"""

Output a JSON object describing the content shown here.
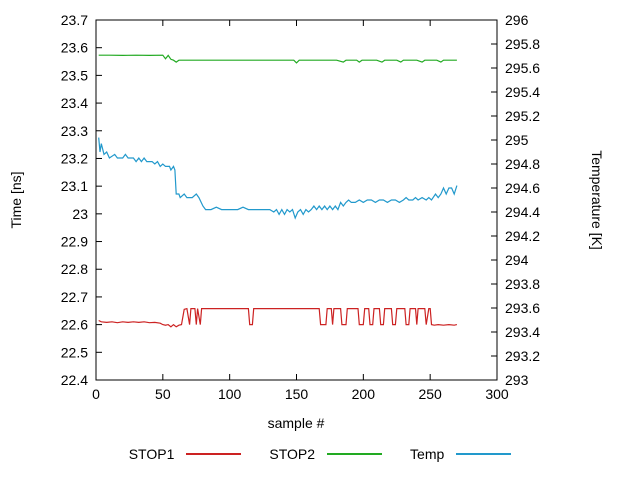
{
  "chart_data": {
    "type": "line",
    "title": "",
    "xlabel": "sample #",
    "ylabel_left": "Time [ns]",
    "ylabel_right": "Temperature [K]",
    "x_range": [
      0,
      300
    ],
    "x_ticks": [
      0,
      50,
      100,
      150,
      200,
      250,
      300
    ],
    "y_left_range": [
      22.4,
      23.7
    ],
    "y_left_ticks": [
      22.4,
      22.5,
      22.6,
      22.7,
      22.8,
      22.9,
      23,
      23.1,
      23.2,
      23.3,
      23.4,
      23.5,
      23.6,
      23.7
    ],
    "y_right_range": [
      293,
      296
    ],
    "y_right_ticks": [
      293,
      293.2,
      293.4,
      293.6,
      293.8,
      294,
      294.2,
      294.4,
      294.6,
      294.8,
      295,
      295.2,
      295.4,
      295.6,
      295.8,
      296
    ],
    "grid": false,
    "legend_position": "bottom",
    "series": [
      {
        "name": "STOP1",
        "axis": "left",
        "color": "#cc2222",
        "points": [
          [
            2,
            22.615
          ],
          [
            4,
            22.61
          ],
          [
            8,
            22.608
          ],
          [
            12,
            22.61
          ],
          [
            16,
            22.607
          ],
          [
            20,
            22.61
          ],
          [
            24,
            22.608
          ],
          [
            28,
            22.61
          ],
          [
            32,
            22.608
          ],
          [
            36,
            22.61
          ],
          [
            40,
            22.607
          ],
          [
            44,
            22.608
          ],
          [
            48,
            22.605
          ],
          [
            50,
            22.6
          ],
          [
            52,
            22.598
          ],
          [
            54,
            22.6
          ],
          [
            56,
            22.592
          ],
          [
            58,
            22.6
          ],
          [
            60,
            22.592
          ],
          [
            62,
            22.598
          ],
          [
            64,
            22.6
          ],
          [
            66,
            22.655
          ],
          [
            68,
            22.658
          ],
          [
            70,
            22.6
          ],
          [
            71,
            22.658
          ],
          [
            74,
            22.658
          ],
          [
            75,
            22.6
          ],
          [
            76,
            22.658
          ],
          [
            78,
            22.6
          ],
          [
            79,
            22.658
          ],
          [
            90,
            22.658
          ],
          [
            100,
            22.658
          ],
          [
            110,
            22.658
          ],
          [
            114,
            22.658
          ],
          [
            115,
            22.6
          ],
          [
            117,
            22.6
          ],
          [
            118,
            22.658
          ],
          [
            130,
            22.658
          ],
          [
            140,
            22.658
          ],
          [
            150,
            22.658
          ],
          [
            160,
            22.658
          ],
          [
            167,
            22.658
          ],
          [
            168,
            22.6
          ],
          [
            172,
            22.6
          ],
          [
            173,
            22.658
          ],
          [
            176,
            22.658
          ],
          [
            177,
            22.6
          ],
          [
            178,
            22.658
          ],
          [
            183,
            22.658
          ],
          [
            184,
            22.6
          ],
          [
            187,
            22.6
          ],
          [
            188,
            22.658
          ],
          [
            196,
            22.658
          ],
          [
            197,
            22.6
          ],
          [
            200,
            22.6
          ],
          [
            201,
            22.658
          ],
          [
            204,
            22.658
          ],
          [
            205,
            22.6
          ],
          [
            207,
            22.6
          ],
          [
            208,
            22.658
          ],
          [
            212,
            22.658
          ],
          [
            213,
            22.6
          ],
          [
            215,
            22.6
          ],
          [
            216,
            22.658
          ],
          [
            221,
            22.658
          ],
          [
            222,
            22.6
          ],
          [
            224,
            22.6
          ],
          [
            225,
            22.658
          ],
          [
            231,
            22.658
          ],
          [
            232,
            22.6
          ],
          [
            234,
            22.6
          ],
          [
            235,
            22.658
          ],
          [
            239,
            22.658
          ],
          [
            240,
            22.6
          ],
          [
            241,
            22.658
          ],
          [
            246,
            22.658
          ],
          [
            247,
            22.6
          ],
          [
            249,
            22.658
          ],
          [
            250,
            22.658
          ],
          [
            251,
            22.6
          ],
          [
            253,
            22.598
          ],
          [
            256,
            22.6
          ],
          [
            260,
            22.598
          ],
          [
            264,
            22.6
          ],
          [
            268,
            22.598
          ],
          [
            270,
            22.6
          ]
        ]
      },
      {
        "name": "STOP2",
        "axis": "left",
        "color": "#22aa22",
        "points": [
          [
            2,
            23.573
          ],
          [
            10,
            23.573
          ],
          [
            20,
            23.572
          ],
          [
            30,
            23.573
          ],
          [
            40,
            23.572
          ],
          [
            50,
            23.573
          ],
          [
            52,
            23.56
          ],
          [
            54,
            23.572
          ],
          [
            56,
            23.558
          ],
          [
            58,
            23.555
          ],
          [
            60,
            23.548
          ],
          [
            62,
            23.555
          ],
          [
            70,
            23.555
          ],
          [
            80,
            23.555
          ],
          [
            90,
            23.555
          ],
          [
            100,
            23.555
          ],
          [
            110,
            23.555
          ],
          [
            120,
            23.555
          ],
          [
            130,
            23.555
          ],
          [
            140,
            23.555
          ],
          [
            148,
            23.555
          ],
          [
            150,
            23.545
          ],
          [
            152,
            23.555
          ],
          [
            160,
            23.555
          ],
          [
            170,
            23.555
          ],
          [
            180,
            23.555
          ],
          [
            185,
            23.548
          ],
          [
            187,
            23.555
          ],
          [
            195,
            23.555
          ],
          [
            197,
            23.548
          ],
          [
            199,
            23.555
          ],
          [
            210,
            23.555
          ],
          [
            214,
            23.548
          ],
          [
            216,
            23.555
          ],
          [
            225,
            23.555
          ],
          [
            228,
            23.548
          ],
          [
            230,
            23.555
          ],
          [
            240,
            23.555
          ],
          [
            244,
            23.548
          ],
          [
            246,
            23.555
          ],
          [
            255,
            23.555
          ],
          [
            258,
            23.548
          ],
          [
            260,
            23.555
          ],
          [
            270,
            23.555
          ]
        ]
      },
      {
        "name": "Temp",
        "axis": "right",
        "color": "#2299cc",
        "points": [
          [
            2,
            295.02
          ],
          [
            3,
            294.9
          ],
          [
            4,
            294.97
          ],
          [
            6,
            294.88
          ],
          [
            8,
            294.9
          ],
          [
            10,
            294.85
          ],
          [
            14,
            294.88
          ],
          [
            16,
            294.85
          ],
          [
            20,
            294.85
          ],
          [
            22,
            294.88
          ],
          [
            24,
            294.85
          ],
          [
            28,
            294.85
          ],
          [
            30,
            294.82
          ],
          [
            32,
            294.85
          ],
          [
            34,
            294.82
          ],
          [
            36,
            294.85
          ],
          [
            38,
            294.82
          ],
          [
            42,
            294.82
          ],
          [
            44,
            294.8
          ],
          [
            46,
            294.82
          ],
          [
            48,
            294.78
          ],
          [
            50,
            294.8
          ],
          [
            52,
            294.78
          ],
          [
            55,
            294.78
          ],
          [
            56,
            294.75
          ],
          [
            58,
            294.78
          ],
          [
            59,
            294.75
          ],
          [
            60,
            294.55
          ],
          [
            62,
            294.55
          ],
          [
            63,
            294.52
          ],
          [
            66,
            294.55
          ],
          [
            68,
            294.52
          ],
          [
            72,
            294.52
          ],
          [
            75,
            294.55
          ],
          [
            77,
            294.52
          ],
          [
            80,
            294.45
          ],
          [
            82,
            294.42
          ],
          [
            86,
            294.42
          ],
          [
            90,
            294.44
          ],
          [
            94,
            294.42
          ],
          [
            100,
            294.42
          ],
          [
            106,
            294.42
          ],
          [
            110,
            294.44
          ],
          [
            114,
            294.42
          ],
          [
            120,
            294.42
          ],
          [
            126,
            294.42
          ],
          [
            130,
            294.42
          ],
          [
            133,
            294.4
          ],
          [
            135,
            294.42
          ],
          [
            137,
            294.38
          ],
          [
            139,
            294.42
          ],
          [
            141,
            294.38
          ],
          [
            143,
            294.42
          ],
          [
            145,
            294.4
          ],
          [
            147,
            294.42
          ],
          [
            149,
            294.35
          ],
          [
            151,
            294.4
          ],
          [
            153,
            294.42
          ],
          [
            155,
            294.38
          ],
          [
            157,
            294.42
          ],
          [
            159,
            294.4
          ],
          [
            161,
            294.42
          ],
          [
            163,
            294.45
          ],
          [
            165,
            294.42
          ],
          [
            167,
            294.45
          ],
          [
            169,
            294.42
          ],
          [
            171,
            294.45
          ],
          [
            173,
            294.42
          ],
          [
            175,
            294.45
          ],
          [
            177,
            294.42
          ],
          [
            179,
            294.45
          ],
          [
            181,
            294.42
          ],
          [
            183,
            294.48
          ],
          [
            185,
            294.45
          ],
          [
            187,
            294.48
          ],
          [
            189,
            294.5
          ],
          [
            191,
            294.48
          ],
          [
            194,
            294.48
          ],
          [
            197,
            294.5
          ],
          [
            200,
            294.48
          ],
          [
            203,
            294.5
          ],
          [
            206,
            294.5
          ],
          [
            209,
            294.48
          ],
          [
            212,
            294.5
          ],
          [
            215,
            294.5
          ],
          [
            218,
            294.48
          ],
          [
            221,
            294.5
          ],
          [
            224,
            294.5
          ],
          [
            227,
            294.48
          ],
          [
            230,
            294.5
          ],
          [
            232,
            294.52
          ],
          [
            234,
            294.5
          ],
          [
            237,
            294.5
          ],
          [
            239,
            294.52
          ],
          [
            241,
            294.5
          ],
          [
            244,
            294.52
          ],
          [
            247,
            294.5
          ],
          [
            249,
            294.52
          ],
          [
            251,
            294.5
          ],
          [
            254,
            294.55
          ],
          [
            256,
            294.52
          ],
          [
            258,
            294.55
          ],
          [
            260,
            294.6
          ],
          [
            262,
            294.55
          ],
          [
            264,
            294.6
          ],
          [
            266,
            294.6
          ],
          [
            268,
            294.55
          ],
          [
            270,
            294.62
          ]
        ]
      }
    ]
  }
}
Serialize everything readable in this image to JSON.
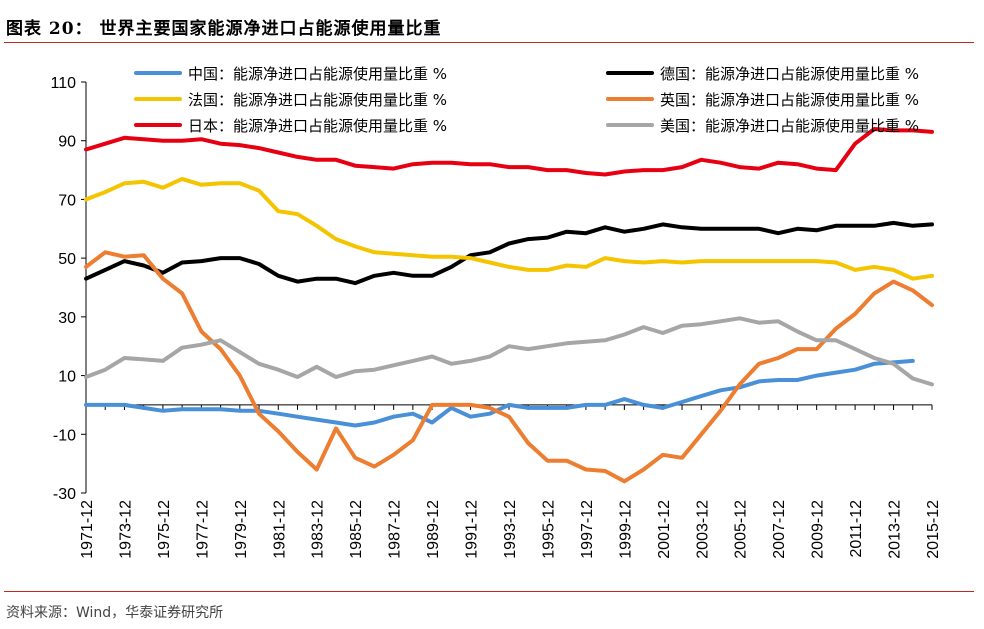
{
  "header": {
    "title": "图表 20：  世界主要国家能源净进口占能源使用量比重"
  },
  "footer": {
    "source": "资料来源：Wind，华泰证券研究所"
  },
  "chart_data": {
    "type": "line",
    "ylim": [
      -30,
      110
    ],
    "yticks": [
      -30,
      -10,
      10,
      30,
      50,
      70,
      90,
      110
    ],
    "x_tick_labels": [
      "1971-12",
      "1973-12",
      "1975-12",
      "1977-12",
      "1979-12",
      "1981-12",
      "1983-12",
      "1985-12",
      "1987-12",
      "1989-12",
      "1991-12",
      "1993-12",
      "1995-12",
      "1997-12",
      "1999-12",
      "2001-12",
      "2003-12",
      "2005-12",
      "2007-12",
      "2009-12",
      "2011-12",
      "2013-12",
      "2015-12"
    ],
    "x": [
      1971,
      1972,
      1973,
      1974,
      1975,
      1976,
      1977,
      1978,
      1979,
      1980,
      1981,
      1982,
      1983,
      1984,
      1985,
      1986,
      1987,
      1988,
      1989,
      1990,
      1991,
      1992,
      1993,
      1994,
      1995,
      1996,
      1997,
      1998,
      1999,
      2000,
      2001,
      2002,
      2003,
      2004,
      2005,
      2006,
      2007,
      2008,
      2009,
      2010,
      2011,
      2012,
      2013,
      2014,
      2015
    ],
    "grid": false,
    "legend_position": "top",
    "series": [
      {
        "name": "中国：能源净进口占能源使用量比重 %",
        "color": "#4a90d9",
        "values": [
          0,
          0,
          0,
          -1,
          -2,
          -1.5,
          -1.5,
          -1.5,
          -2,
          -2,
          -3,
          -4,
          -5,
          -6,
          -7,
          -6,
          -4,
          -3,
          -6,
          -1,
          -4,
          -3,
          0,
          -1,
          -1,
          -1,
          0,
          0,
          2,
          0,
          -1,
          1,
          3,
          5,
          6,
          8,
          8.5,
          8.5,
          10,
          11,
          12,
          14,
          14.5,
          15,
          null
        ]
      },
      {
        "name": "德国：能源净进口占能源使用量比重 %",
        "color": "#000000",
        "values": [
          43,
          46,
          49,
          47.5,
          45,
          48.5,
          49,
          50,
          50,
          48,
          44,
          42,
          43,
          43,
          41.5,
          44,
          45,
          44,
          44,
          47,
          51,
          52,
          55,
          56.5,
          57,
          59,
          58.5,
          60.5,
          59,
          60,
          61.5,
          60.5,
          60,
          60,
          60,
          60,
          58.5,
          60,
          59.5,
          61,
          61,
          61,
          62,
          61,
          61.5
        ]
      },
      {
        "name": "法国：能源净进口占能源使用量比重 %",
        "color": "#f5c400",
        "values": [
          70,
          72.5,
          75.5,
          76,
          74,
          77,
          75,
          75.5,
          75.5,
          73,
          66,
          65,
          61,
          56.5,
          54,
          52,
          51.5,
          51,
          50.5,
          50.5,
          50,
          48.5,
          47,
          46,
          46,
          47.5,
          47,
          50,
          49,
          48.5,
          49,
          48.5,
          49,
          49,
          49,
          49,
          49,
          49,
          49,
          48.5,
          46,
          47,
          46,
          43,
          44
        ]
      },
      {
        "name": "英国：能源净进口占能源使用量比重 %",
        "color": "#ed7d31",
        "values": [
          47,
          52,
          50.5,
          51,
          43,
          38,
          25,
          19,
          10,
          -3,
          -9,
          -16,
          -22,
          -8,
          -18,
          -21,
          -17,
          -12,
          0,
          0,
          0,
          -1,
          -4,
          -13,
          -19,
          -19,
          -22,
          -22.5,
          -26,
          -22,
          -17,
          -18,
          -10,
          -2,
          7,
          14,
          16,
          19,
          19,
          26,
          31,
          38,
          42,
          39,
          34
        ]
      },
      {
        "name": "日本：能源净进口占能源使用量比重 %",
        "color": "#e60012",
        "values": [
          87,
          89,
          91,
          90.5,
          90,
          90,
          90.5,
          89,
          88.5,
          87.5,
          86,
          84.5,
          83.5,
          83.5,
          81.5,
          81,
          80.5,
          82,
          82.5,
          82.5,
          82,
          82,
          81,
          81,
          80,
          80,
          79,
          78.5,
          79.5,
          80,
          80,
          81,
          83.5,
          82.5,
          81,
          80.5,
          82.5,
          82,
          80.5,
          80,
          89,
          94,
          93.5,
          93.5,
          93
        ]
      },
      {
        "name": "美国：能源净进口占能源使用量比重 %",
        "color": "#a6a6a6",
        "values": [
          9.5,
          12,
          16,
          15.5,
          15,
          19.5,
          20.5,
          22,
          18,
          14,
          12,
          9.5,
          13,
          9.5,
          11.5,
          12,
          13.5,
          15,
          16.5,
          14,
          15,
          16.5,
          20,
          19,
          20,
          21,
          21.5,
          22,
          24,
          26.5,
          24.5,
          27,
          27.5,
          28.5,
          29.5,
          28,
          28.5,
          25,
          22,
          22,
          19,
          16,
          14,
          9,
          7
        ]
      }
    ]
  }
}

"""

▶ [Instruction] List every line above containing the word "color".

▶ [Answer below]
        "color": "#cc2222",
        "color": "#22aa22",
        "color": "#2299cc",
        "color": "#4a90d9",
        "color": "#000000",
        "color": "#f5c400",
        "color": "#ed7d31",
        "color": "#e60012",
        "color": "#a6a6a6",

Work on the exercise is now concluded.